>> Start DATA ENTRIES
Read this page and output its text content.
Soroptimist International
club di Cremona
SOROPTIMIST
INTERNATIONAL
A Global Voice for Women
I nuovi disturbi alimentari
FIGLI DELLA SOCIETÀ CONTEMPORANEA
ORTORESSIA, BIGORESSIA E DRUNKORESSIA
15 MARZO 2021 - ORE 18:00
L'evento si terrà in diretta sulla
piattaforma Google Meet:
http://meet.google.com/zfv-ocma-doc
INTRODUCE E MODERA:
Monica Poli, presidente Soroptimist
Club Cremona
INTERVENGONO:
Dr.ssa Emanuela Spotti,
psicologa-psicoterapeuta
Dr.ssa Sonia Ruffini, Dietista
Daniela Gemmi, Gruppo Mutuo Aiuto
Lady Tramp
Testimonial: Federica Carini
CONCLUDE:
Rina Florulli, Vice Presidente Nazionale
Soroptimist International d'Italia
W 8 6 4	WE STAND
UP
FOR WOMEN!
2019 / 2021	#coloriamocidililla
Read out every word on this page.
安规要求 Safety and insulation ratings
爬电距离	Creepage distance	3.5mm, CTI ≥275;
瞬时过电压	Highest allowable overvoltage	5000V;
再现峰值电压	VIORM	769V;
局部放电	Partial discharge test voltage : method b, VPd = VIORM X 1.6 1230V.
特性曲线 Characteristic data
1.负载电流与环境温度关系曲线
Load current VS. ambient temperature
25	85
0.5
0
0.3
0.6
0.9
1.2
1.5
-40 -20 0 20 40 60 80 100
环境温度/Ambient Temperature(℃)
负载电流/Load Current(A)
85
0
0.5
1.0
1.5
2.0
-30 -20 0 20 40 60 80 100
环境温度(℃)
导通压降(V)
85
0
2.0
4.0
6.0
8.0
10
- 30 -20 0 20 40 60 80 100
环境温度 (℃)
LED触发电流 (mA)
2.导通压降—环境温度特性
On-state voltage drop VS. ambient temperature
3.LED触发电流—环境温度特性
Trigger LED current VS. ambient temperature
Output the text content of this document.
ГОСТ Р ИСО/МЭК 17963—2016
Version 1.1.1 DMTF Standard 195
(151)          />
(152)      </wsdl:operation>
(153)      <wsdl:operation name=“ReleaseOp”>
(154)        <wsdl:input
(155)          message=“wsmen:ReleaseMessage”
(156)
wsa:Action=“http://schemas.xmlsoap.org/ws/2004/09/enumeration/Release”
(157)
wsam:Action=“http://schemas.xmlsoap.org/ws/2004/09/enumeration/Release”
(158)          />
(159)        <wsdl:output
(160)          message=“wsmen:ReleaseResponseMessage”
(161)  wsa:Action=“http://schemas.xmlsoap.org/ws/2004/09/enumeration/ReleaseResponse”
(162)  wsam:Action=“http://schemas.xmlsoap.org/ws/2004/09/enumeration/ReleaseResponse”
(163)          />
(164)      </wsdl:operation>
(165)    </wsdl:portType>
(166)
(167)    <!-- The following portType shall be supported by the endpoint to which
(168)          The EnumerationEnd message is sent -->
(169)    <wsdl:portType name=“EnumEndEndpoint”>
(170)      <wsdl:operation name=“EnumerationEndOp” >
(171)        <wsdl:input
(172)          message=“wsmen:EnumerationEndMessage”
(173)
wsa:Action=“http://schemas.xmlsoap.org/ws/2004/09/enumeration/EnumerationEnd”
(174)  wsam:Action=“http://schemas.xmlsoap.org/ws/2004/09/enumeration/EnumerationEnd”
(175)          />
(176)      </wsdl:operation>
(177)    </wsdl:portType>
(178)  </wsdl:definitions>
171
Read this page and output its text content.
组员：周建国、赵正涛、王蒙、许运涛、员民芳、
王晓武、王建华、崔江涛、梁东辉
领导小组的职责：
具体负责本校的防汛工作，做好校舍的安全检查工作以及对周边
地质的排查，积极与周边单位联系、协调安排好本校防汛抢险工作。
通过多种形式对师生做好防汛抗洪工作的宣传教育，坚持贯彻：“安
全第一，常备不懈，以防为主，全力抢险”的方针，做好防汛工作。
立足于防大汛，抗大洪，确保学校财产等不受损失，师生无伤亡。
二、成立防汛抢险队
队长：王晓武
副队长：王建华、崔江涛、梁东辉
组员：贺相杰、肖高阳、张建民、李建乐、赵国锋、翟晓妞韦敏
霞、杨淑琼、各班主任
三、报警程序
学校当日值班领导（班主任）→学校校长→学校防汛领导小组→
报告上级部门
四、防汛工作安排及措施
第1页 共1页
>> End DATA ENTRIES
*WHAT YOU ARE ASKED TO DO*: Recite the full listing above exactly.

*COMPLETE RESPONSE*:
Read this page and output its text content.
Soroptimist International
club di Cremona
SOROPTIMIST
INTERNATIONAL
A Global Voice for Women
I nuovi disturbi alimentari
FIGLI DELLA SOCIETÀ CONTEMPORANEA
ORTORESSIA, BIGORESSIA E DRUNKORESSIA
15 MARZO 2021 - ORE 18:00
L'evento si terrà in diretta sulla
piattaforma Google Meet:
http://meet.google.com/zfv-ocma-doc
INTRODUCE E MODERA:
Monica Poli, presidente Soroptimist
Club Cremona
INTERVENGONO:
Dr.ssa Emanuela Spotti,
psicologa-psicoterapeuta
Dr.ssa Sonia Ruffini, Dietista
Daniela Gemmi, Gruppo Mutuo Aiuto
Lady Tramp
Testimonial: Federica Carini
CONCLUDE:
Rina Florulli, Vice Presidente Nazionale
Soroptimist International d'Italia
W 8 6 4	WE STAND
UP
FOR WOMEN!
2019 / 2021	#coloriamocidililla
Read out every word on this page.
安规要求 Safety and insulation ratings
爬电距离	Creepage distance	3.5mm, CTI ≥275;
瞬时过电压	Highest allowable overvoltage	5000V;
再现峰值电压	VIORM	769V;
局部放电	Partial discharge test voltage : method b, VPd = VIORM X 1.6 1230V.
特性曲线 Characteristic data
1.负载电流与环境温度关系曲线
Load current VS. ambient temperature
25	85
0.5
0
0.3
0.6
0.9
1.2
1.5
-40 -20 0 20 40 60 80 100
环境温度/Ambient Temperature(℃)
负载电流/Load Current(A)
85
0
0.5
1.0
1.5
2.0
-30 -20 0 20 40 60 80 100
环境温度(℃)
导通压降(V)
85
0
2.0
4.0
6.0
8.0
10
- 30 -20 0 20 40 60 80 100
环境温度 (℃)
LED触发电流 (mA)
2.导通压降—环境温度特性
On-state voltage drop VS. ambient temperature
3.LED触发电流—环境温度特性
Trigger LED current VS. ambient temperature
Output the text content of this document.
ГОСТ Р ИСО/МЭК 17963—2016
Version 1.1.1 DMTF Standard 195
(151)          />
(152)      </wsdl:operation>
(153)      <wsdl:operation name=“ReleaseOp”>
(154)        <wsdl:input
(155)          message=“wsmen:ReleaseMessage”
(156)
wsa:Action=“http://schemas.xmlsoap.org/ws/2004/09/enumeration/Release”
(157)
wsam:Action=“http://schemas.xmlsoap.org/ws/2004/09/enumeration/Release”
(158)          />
(159)        <wsdl:output
(160)          message=“wsmen:ReleaseResponseMessage”
(161)  wsa:Action=“http://schemas.xmlsoap.org/ws/2004/09/enumeration/ReleaseResponse”
(162)  wsam:Action=“http://schemas.xmlsoap.org/ws/2004/09/enumeration/ReleaseResponse”
(163)          />
(164)      </wsdl:operation>
(165)    </wsdl:portType>
(166)
(167)    <!-- The following portType shall be supported by the endpoint to which
(168)          The EnumerationEnd message is sent -->
(169)    <wsdl:portType name=“EnumEndEndpoint”>
(170)      <wsdl:operation name=“EnumerationEndOp” >
(171)        <wsdl:input
(172)          message=“wsmen:EnumerationEndMessage”
(173)
wsa:Action=“http://schemas.xmlsoap.org/ws/2004/09/enumeration/EnumerationEnd”
(174)  wsam:Action=“http://schemas.xmlsoap.org/ws/2004/09/enumeration/EnumerationEnd”
(175)          />
(176)      </wsdl:operation>
(177)    </wsdl:portType>
(178)  </wsdl:definitions>
171
Read this page and output its text content.
组员：周建国、赵正涛、王蒙、许运涛、员民芳、
王晓武、王建华、崔江涛、梁东辉
领导小组的职责：
具体负责本校的防汛工作，做好校舍的安全检查工作以及对周边
地质的排查，积极与周边单位联系、协调安排好本校防汛抢险工作。
通过多种形式对师生做好防汛抗洪工作的宣传教育，坚持贯彻：“安
全第一，常备不懈，以防为主，全力抢险”的方针，做好防汛工作。
立足于防大汛，抗大洪，确保学校财产等不受损失，师生无伤亡。
二、成立防汛抢险队
队长：王晓武
副队长：王建华、崔江涛、梁东辉
组员：贺相杰、肖高阳、张建民、李建乐、赵国锋、翟晓妞韦敏
霞、杨淑琼、各班主任
三、报警程序
学校当日值班领导（班主任）→学校校长→学校防汛领导小组→
报告上级部门
四、防汛工作安排及措施
第1页 共1页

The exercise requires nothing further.